### TASK TO COMPLETE:
Copy out every line in the entries below that includes "level".

### INFORMATION GIVEN:
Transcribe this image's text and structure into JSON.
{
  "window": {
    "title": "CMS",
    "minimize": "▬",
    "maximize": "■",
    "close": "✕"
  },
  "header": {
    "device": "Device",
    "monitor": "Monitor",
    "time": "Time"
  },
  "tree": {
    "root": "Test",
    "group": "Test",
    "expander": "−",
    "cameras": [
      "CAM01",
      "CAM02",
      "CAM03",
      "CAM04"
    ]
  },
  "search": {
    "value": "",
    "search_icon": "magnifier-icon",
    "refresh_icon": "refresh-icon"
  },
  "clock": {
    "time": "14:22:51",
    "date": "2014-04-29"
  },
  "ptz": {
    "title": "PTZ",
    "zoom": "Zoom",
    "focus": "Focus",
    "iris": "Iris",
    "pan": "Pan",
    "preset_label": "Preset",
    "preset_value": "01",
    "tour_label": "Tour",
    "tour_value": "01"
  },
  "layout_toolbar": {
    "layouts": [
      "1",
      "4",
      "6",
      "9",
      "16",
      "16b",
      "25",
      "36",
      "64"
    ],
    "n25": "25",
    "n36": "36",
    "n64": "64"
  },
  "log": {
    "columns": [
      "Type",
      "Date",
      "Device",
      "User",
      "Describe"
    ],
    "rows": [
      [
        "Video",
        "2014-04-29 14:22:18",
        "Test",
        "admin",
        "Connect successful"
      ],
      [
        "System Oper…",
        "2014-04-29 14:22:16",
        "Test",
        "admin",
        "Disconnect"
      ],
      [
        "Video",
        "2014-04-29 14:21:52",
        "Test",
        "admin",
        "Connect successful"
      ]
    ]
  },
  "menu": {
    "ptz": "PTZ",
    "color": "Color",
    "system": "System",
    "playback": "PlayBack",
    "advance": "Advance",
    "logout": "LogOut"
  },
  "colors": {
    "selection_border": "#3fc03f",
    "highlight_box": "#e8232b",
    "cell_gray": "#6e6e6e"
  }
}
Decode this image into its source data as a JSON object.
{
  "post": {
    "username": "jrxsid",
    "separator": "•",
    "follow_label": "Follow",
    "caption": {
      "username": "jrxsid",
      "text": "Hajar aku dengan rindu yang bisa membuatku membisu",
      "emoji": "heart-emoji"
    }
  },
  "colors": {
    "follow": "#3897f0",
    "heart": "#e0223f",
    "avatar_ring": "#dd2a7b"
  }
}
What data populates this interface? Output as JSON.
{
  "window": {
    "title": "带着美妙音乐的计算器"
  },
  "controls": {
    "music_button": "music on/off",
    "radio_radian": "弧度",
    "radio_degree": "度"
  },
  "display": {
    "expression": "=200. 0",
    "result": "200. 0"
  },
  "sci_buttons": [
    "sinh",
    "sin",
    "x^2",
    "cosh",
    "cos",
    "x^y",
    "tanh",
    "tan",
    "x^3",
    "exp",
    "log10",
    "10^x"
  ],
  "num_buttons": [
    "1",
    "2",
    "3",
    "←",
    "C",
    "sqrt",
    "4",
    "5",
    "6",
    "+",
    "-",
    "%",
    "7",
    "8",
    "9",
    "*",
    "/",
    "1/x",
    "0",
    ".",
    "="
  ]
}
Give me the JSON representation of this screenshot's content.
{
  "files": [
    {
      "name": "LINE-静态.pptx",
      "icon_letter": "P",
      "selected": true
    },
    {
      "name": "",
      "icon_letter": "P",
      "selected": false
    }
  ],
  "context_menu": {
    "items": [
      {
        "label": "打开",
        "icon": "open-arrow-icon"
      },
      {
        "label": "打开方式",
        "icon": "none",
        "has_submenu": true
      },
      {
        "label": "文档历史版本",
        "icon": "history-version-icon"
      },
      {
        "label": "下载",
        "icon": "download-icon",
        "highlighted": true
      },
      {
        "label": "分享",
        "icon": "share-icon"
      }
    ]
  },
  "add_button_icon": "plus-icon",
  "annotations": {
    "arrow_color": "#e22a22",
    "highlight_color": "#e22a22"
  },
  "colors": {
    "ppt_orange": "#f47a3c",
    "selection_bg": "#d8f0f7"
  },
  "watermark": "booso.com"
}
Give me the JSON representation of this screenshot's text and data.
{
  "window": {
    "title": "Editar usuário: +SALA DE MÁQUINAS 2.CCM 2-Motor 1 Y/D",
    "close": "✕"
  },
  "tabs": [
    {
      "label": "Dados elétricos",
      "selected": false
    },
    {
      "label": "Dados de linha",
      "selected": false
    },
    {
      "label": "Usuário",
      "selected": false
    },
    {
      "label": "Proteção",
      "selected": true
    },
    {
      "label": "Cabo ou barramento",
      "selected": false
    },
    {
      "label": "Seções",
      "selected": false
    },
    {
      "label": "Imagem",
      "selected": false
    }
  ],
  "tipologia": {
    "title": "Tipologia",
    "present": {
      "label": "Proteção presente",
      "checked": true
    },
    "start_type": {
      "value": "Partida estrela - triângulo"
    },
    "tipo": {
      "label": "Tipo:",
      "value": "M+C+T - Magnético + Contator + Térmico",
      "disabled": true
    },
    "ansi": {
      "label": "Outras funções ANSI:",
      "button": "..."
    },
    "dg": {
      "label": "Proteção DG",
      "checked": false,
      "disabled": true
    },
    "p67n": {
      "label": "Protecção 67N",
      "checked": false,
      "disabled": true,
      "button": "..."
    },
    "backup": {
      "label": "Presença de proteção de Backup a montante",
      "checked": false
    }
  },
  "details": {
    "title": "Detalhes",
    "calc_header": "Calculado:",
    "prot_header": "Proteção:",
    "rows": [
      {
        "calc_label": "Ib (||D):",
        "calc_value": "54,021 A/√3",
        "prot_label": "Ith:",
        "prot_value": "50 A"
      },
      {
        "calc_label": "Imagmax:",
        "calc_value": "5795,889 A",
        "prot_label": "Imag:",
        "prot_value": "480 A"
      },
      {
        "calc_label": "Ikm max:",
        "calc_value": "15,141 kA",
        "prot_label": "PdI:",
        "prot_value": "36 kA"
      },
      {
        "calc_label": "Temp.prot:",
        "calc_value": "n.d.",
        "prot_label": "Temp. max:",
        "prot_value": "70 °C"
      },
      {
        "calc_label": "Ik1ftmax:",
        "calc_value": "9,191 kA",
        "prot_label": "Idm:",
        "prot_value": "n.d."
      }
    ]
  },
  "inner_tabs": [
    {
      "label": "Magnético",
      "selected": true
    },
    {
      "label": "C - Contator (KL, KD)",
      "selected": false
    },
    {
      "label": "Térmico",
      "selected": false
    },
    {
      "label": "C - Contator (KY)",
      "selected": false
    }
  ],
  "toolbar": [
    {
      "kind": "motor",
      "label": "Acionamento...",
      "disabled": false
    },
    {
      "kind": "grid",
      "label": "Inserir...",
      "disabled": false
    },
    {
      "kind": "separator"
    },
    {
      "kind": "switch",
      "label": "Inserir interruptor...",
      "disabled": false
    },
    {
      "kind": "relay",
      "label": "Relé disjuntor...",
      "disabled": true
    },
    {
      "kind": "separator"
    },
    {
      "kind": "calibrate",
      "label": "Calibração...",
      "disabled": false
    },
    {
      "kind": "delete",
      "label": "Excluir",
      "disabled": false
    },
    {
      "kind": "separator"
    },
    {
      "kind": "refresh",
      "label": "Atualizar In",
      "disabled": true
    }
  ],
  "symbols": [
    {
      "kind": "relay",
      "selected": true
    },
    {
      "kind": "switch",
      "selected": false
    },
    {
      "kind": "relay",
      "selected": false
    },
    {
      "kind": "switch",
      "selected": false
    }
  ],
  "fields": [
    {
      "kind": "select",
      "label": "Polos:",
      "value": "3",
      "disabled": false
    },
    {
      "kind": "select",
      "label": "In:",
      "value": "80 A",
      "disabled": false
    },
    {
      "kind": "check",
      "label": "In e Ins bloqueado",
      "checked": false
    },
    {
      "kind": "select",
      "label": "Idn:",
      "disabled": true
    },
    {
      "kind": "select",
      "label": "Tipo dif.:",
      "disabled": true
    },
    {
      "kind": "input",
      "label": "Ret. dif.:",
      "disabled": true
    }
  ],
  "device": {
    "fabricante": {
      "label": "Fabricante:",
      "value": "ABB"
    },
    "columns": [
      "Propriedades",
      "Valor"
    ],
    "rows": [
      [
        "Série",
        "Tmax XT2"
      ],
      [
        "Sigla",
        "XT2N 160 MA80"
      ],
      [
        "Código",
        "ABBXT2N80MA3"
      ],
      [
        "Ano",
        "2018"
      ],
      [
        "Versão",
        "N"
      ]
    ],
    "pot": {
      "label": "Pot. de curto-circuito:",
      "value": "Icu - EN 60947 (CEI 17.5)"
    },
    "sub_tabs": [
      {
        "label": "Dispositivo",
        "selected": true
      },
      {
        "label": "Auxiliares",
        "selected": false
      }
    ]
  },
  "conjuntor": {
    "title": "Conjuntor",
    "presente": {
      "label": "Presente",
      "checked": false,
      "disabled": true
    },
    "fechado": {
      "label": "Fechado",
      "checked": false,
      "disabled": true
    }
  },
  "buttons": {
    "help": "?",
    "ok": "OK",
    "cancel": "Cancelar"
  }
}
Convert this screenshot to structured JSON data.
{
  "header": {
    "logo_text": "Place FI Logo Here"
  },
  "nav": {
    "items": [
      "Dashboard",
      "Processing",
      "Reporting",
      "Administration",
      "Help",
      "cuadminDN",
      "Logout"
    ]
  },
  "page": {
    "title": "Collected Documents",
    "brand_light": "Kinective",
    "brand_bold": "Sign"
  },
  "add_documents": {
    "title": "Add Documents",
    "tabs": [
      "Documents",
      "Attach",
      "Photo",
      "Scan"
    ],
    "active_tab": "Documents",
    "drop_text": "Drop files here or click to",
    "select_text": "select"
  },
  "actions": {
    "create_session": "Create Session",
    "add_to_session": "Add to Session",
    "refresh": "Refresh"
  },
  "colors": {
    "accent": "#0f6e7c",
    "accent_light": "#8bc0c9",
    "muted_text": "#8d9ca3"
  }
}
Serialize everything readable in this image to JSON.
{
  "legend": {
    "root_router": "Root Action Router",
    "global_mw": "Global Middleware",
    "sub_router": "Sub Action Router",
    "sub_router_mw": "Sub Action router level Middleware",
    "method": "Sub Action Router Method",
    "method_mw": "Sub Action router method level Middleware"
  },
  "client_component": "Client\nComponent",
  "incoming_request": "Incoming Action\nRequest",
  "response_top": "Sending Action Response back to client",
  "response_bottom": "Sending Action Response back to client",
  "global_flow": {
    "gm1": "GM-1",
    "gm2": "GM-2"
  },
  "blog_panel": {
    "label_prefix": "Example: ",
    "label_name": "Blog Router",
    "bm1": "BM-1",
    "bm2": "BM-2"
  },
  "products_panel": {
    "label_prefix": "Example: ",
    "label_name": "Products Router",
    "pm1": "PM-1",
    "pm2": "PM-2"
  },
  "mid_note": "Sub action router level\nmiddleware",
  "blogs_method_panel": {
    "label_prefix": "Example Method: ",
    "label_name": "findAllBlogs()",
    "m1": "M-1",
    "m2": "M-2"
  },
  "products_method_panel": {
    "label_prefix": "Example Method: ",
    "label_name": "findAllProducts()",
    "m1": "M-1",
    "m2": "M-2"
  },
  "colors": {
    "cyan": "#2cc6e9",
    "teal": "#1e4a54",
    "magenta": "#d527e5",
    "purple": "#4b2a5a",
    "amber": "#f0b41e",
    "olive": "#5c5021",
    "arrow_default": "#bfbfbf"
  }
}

### RIGHT ANSWER:
    "sub_router_mw": "Sub Action router level Middleware",
    "method_mw": "Sub Action router method level Middleware"
  "mid_note": "Sub action router level\nmiddleware",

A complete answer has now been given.